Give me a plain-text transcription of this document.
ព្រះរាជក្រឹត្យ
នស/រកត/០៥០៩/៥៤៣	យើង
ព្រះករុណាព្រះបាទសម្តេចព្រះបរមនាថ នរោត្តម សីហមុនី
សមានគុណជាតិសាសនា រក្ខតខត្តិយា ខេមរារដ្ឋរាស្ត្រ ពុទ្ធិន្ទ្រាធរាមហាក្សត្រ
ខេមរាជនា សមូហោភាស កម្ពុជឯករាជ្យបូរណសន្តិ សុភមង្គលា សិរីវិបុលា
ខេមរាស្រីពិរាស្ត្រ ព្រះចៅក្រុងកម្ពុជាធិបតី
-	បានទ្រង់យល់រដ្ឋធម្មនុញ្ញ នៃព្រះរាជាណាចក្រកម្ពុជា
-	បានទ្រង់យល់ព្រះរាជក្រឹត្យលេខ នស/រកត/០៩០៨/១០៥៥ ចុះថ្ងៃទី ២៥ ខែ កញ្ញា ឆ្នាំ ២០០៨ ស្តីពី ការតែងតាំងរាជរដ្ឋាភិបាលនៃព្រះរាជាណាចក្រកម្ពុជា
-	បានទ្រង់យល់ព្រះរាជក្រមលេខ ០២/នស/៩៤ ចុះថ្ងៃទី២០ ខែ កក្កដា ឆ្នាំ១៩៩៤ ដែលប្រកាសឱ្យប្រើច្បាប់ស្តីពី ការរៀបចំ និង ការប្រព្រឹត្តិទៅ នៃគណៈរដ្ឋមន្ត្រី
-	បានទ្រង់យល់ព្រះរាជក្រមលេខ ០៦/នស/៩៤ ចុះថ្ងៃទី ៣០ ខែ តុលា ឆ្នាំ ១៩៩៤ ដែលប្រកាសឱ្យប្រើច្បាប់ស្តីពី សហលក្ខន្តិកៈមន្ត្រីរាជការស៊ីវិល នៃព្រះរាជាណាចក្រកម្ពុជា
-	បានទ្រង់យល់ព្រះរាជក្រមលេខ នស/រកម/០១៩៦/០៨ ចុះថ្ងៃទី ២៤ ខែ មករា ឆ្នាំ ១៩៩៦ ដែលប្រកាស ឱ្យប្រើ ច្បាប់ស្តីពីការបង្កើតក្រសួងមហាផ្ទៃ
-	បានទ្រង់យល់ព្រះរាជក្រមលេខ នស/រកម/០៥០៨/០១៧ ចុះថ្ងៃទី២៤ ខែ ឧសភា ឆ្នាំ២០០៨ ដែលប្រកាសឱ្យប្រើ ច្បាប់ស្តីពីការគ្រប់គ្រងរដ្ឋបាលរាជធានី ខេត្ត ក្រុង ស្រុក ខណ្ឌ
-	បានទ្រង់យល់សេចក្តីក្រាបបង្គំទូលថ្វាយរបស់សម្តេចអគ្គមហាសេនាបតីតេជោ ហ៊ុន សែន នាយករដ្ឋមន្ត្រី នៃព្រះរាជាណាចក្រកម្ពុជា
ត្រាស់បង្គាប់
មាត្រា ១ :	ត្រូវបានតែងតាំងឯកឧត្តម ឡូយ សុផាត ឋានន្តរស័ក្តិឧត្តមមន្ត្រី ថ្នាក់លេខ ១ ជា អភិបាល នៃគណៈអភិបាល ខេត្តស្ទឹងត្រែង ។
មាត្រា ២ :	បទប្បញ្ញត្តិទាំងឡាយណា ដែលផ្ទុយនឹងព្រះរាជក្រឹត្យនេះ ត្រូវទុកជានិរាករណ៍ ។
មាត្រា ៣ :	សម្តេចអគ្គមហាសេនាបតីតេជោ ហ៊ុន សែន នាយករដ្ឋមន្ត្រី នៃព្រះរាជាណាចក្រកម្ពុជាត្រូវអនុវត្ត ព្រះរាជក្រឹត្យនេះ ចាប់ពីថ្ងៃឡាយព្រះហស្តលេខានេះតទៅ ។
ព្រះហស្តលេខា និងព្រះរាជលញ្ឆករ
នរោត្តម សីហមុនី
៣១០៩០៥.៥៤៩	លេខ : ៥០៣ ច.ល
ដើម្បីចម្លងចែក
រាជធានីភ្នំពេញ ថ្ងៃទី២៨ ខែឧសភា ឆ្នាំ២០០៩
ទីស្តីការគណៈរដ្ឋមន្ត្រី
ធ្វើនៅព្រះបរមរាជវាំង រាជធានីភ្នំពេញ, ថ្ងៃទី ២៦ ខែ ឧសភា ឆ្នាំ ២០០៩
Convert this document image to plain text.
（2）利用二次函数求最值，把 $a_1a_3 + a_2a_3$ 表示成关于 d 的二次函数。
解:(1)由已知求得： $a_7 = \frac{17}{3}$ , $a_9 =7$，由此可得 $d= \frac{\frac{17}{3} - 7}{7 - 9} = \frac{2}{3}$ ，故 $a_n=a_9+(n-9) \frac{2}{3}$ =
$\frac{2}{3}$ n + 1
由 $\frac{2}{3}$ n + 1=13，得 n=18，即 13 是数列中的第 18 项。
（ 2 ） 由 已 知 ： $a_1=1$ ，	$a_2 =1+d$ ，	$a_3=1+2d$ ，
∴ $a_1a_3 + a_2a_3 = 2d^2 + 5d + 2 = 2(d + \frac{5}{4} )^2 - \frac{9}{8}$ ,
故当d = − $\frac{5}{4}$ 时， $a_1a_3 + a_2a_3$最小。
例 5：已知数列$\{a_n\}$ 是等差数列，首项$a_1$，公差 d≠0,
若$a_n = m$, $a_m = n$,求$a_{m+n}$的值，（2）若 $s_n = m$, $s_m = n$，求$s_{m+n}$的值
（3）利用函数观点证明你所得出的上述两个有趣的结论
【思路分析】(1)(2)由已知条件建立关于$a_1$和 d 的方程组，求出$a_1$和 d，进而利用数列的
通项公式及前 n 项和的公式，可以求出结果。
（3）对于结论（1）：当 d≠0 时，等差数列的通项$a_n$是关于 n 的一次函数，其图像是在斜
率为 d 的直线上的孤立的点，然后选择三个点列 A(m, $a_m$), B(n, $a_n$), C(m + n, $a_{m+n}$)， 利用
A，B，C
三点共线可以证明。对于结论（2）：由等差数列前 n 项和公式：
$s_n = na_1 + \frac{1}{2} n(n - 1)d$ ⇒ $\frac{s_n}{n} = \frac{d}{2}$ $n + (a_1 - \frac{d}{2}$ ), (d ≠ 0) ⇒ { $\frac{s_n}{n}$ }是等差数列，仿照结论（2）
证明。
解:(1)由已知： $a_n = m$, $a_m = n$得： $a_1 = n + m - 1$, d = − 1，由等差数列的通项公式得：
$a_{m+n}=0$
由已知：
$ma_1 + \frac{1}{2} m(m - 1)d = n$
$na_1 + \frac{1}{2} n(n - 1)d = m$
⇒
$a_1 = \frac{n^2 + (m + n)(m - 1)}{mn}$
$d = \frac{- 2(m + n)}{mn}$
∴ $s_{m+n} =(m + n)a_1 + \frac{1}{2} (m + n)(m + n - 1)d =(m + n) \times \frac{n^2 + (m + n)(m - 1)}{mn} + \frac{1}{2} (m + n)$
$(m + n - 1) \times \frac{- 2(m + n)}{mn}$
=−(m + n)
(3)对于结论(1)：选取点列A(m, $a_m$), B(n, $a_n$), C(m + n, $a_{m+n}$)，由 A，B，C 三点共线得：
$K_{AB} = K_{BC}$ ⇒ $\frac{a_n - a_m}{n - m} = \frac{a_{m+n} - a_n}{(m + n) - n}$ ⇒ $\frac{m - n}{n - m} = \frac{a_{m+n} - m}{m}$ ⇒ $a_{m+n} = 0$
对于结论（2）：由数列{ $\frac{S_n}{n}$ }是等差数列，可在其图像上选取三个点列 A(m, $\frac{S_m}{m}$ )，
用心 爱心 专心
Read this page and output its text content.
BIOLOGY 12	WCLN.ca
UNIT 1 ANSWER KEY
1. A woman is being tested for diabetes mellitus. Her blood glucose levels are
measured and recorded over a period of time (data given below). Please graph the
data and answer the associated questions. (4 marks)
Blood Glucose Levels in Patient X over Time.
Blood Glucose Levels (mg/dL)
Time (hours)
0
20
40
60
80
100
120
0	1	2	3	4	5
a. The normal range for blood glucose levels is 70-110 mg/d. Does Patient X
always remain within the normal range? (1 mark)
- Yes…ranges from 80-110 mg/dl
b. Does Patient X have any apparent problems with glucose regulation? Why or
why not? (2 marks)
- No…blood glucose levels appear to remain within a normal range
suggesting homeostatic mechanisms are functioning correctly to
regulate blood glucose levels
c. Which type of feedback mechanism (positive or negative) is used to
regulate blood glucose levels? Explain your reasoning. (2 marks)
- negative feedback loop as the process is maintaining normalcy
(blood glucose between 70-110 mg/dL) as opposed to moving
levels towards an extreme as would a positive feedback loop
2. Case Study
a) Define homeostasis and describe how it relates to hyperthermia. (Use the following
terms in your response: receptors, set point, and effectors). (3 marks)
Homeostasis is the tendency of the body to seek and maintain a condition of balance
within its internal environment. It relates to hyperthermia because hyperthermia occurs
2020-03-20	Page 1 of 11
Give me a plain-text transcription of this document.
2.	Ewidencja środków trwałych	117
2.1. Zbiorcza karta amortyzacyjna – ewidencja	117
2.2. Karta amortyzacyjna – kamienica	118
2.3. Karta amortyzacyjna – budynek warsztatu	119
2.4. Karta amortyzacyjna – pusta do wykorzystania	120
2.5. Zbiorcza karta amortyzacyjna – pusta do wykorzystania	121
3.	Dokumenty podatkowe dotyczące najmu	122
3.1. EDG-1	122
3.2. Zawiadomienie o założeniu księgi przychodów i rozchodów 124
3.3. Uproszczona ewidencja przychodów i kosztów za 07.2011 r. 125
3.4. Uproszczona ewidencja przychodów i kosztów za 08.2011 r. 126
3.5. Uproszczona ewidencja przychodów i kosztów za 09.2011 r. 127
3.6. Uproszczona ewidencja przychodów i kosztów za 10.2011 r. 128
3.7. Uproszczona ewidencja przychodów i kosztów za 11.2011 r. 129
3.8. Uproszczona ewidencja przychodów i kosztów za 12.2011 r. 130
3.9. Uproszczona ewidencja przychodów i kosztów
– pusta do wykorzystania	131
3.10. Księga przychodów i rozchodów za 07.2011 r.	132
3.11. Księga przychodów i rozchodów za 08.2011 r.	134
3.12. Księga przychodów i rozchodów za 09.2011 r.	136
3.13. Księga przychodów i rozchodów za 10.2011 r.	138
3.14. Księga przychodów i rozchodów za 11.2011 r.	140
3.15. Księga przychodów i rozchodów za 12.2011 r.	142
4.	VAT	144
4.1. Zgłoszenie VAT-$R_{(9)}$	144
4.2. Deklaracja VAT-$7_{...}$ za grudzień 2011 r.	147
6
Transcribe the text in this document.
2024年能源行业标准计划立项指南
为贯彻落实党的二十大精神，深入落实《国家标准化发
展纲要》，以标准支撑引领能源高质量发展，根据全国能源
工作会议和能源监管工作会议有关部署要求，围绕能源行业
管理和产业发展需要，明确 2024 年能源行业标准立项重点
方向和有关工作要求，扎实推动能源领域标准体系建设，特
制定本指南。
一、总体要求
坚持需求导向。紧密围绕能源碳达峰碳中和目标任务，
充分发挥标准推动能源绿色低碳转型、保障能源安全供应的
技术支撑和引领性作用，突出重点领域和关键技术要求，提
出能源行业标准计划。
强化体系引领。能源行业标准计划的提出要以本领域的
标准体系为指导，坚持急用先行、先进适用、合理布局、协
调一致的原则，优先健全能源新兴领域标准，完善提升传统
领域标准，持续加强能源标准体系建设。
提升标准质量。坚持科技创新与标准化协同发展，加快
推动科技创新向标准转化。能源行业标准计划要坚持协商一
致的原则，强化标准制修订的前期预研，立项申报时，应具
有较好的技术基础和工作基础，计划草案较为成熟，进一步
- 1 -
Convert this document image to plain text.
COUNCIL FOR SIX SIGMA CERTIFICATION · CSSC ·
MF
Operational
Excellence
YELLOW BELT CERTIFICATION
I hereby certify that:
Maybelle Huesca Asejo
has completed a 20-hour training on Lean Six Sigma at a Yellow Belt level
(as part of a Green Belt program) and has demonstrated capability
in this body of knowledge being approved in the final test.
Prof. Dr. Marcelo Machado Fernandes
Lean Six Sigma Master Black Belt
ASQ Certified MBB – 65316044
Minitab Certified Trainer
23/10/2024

^^^^^^^^^^^^^^^^

▸ **REQUIREMENTS**
In the entries above, count every line containing the word "kosztów". Write only the total.

▸ **COMPLETED TASK**
7